>> begin

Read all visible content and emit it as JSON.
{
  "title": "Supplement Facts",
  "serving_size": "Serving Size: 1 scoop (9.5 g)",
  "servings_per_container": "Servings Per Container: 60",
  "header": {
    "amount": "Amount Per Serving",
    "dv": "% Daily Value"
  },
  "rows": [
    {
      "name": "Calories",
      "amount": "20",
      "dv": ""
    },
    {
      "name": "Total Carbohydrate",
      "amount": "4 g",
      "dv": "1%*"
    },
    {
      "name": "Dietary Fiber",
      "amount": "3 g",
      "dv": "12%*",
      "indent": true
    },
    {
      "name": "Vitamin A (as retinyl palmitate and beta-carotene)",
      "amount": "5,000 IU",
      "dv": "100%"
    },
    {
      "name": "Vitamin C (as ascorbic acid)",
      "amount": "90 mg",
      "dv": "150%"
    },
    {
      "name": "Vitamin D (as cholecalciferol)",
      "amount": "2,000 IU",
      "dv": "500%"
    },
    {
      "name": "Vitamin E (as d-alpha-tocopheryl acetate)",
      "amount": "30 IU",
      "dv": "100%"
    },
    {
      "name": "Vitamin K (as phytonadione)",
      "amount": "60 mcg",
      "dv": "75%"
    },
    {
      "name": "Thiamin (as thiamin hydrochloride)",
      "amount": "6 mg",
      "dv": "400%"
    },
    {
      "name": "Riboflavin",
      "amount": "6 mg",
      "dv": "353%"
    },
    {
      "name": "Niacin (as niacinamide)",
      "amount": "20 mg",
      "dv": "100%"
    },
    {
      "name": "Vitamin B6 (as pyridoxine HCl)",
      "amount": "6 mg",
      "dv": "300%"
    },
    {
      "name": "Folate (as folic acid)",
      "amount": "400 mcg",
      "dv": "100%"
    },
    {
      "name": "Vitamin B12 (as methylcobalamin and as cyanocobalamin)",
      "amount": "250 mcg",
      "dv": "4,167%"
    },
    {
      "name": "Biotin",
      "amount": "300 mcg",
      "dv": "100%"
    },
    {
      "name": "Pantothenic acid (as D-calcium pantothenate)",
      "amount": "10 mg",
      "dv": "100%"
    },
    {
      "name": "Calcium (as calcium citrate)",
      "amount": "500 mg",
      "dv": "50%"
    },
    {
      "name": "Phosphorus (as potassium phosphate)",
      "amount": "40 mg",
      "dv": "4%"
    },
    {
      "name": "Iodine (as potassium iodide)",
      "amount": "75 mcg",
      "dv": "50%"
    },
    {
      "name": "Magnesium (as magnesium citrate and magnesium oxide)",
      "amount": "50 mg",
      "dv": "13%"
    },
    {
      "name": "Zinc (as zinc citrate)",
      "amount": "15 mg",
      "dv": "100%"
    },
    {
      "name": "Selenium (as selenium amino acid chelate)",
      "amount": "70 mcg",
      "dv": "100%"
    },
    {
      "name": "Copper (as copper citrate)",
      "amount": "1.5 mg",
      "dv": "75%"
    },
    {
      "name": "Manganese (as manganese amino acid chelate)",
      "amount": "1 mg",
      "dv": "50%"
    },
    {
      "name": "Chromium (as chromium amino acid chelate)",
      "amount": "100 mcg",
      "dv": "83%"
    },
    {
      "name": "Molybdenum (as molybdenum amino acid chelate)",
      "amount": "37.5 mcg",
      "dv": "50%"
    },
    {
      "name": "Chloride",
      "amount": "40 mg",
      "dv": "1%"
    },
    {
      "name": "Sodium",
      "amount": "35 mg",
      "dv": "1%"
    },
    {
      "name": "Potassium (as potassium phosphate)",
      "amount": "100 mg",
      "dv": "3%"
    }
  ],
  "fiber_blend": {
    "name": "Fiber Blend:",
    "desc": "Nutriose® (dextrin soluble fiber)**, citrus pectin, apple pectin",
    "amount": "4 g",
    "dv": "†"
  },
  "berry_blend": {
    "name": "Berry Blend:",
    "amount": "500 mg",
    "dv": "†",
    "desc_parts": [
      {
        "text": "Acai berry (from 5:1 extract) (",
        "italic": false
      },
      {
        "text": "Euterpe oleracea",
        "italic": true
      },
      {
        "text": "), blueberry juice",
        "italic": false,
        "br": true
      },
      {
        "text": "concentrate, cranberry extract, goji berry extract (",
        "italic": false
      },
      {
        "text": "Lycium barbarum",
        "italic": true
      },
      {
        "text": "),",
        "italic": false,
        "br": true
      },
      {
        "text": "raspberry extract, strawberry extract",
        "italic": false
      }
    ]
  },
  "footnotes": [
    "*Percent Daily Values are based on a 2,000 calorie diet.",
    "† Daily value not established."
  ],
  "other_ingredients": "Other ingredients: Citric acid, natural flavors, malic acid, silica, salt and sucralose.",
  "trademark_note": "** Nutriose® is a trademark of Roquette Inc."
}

>> end

### REQUIRED TASK
Scan the material above for the string "amino" and report each line where you find it.

### THE REPLY
      "name": "Selenium (as selenium amino acid chelate)",
      "name": "Manganese (as manganese amino acid chelate)",
      "name": "Chromium (as chromium amino acid chelate)",
      "name": "Molybdenum (as molybdenum amino acid chelate)",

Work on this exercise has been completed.